***** Data rows

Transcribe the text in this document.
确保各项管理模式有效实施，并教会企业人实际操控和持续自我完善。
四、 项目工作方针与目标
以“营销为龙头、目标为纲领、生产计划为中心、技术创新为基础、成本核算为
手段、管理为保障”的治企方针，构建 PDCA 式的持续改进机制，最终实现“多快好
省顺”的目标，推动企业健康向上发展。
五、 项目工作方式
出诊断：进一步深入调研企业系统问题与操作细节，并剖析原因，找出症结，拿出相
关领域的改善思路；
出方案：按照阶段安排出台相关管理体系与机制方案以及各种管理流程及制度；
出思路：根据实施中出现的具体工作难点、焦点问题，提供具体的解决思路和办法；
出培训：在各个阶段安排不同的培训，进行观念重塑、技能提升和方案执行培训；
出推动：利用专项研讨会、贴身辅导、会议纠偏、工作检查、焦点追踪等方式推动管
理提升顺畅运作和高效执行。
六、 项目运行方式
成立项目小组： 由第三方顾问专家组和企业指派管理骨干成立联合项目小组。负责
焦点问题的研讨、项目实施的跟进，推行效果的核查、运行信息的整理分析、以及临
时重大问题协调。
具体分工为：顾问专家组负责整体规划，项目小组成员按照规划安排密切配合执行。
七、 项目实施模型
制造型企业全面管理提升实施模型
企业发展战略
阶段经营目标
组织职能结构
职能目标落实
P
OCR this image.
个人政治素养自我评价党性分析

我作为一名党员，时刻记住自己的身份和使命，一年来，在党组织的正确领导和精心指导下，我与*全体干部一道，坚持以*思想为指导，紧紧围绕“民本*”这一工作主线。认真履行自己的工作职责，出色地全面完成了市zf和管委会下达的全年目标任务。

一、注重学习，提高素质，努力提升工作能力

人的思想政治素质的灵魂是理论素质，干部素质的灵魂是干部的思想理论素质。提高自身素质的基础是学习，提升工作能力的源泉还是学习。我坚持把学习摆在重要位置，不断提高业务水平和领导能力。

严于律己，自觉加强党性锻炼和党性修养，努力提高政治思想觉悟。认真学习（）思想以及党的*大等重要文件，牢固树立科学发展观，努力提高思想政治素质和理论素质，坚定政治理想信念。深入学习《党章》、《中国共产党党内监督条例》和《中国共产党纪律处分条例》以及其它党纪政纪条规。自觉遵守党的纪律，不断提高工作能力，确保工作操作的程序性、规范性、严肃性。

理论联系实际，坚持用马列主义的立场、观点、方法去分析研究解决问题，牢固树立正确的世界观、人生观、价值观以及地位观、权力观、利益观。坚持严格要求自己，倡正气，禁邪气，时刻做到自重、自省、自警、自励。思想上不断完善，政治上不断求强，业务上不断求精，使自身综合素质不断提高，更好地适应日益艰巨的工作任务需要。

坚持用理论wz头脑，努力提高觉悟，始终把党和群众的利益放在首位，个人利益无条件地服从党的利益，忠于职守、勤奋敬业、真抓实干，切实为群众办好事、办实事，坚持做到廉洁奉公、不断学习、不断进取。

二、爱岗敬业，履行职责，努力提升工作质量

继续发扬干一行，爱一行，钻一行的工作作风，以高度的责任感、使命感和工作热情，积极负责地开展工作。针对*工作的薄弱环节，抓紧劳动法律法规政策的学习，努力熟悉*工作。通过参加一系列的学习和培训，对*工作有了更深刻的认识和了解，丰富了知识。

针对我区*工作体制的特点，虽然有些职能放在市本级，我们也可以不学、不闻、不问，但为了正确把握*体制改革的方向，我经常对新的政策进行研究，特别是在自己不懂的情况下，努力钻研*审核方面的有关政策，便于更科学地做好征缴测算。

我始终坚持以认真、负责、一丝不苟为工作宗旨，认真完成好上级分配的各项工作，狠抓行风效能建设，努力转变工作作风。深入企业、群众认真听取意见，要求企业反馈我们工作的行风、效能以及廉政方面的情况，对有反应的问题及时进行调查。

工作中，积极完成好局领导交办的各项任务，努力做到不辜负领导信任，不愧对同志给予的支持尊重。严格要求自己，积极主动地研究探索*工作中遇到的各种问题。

**********

Please list every line of the records that contains "this".

### Task response
Transcribe the text in this document.
OCR this image.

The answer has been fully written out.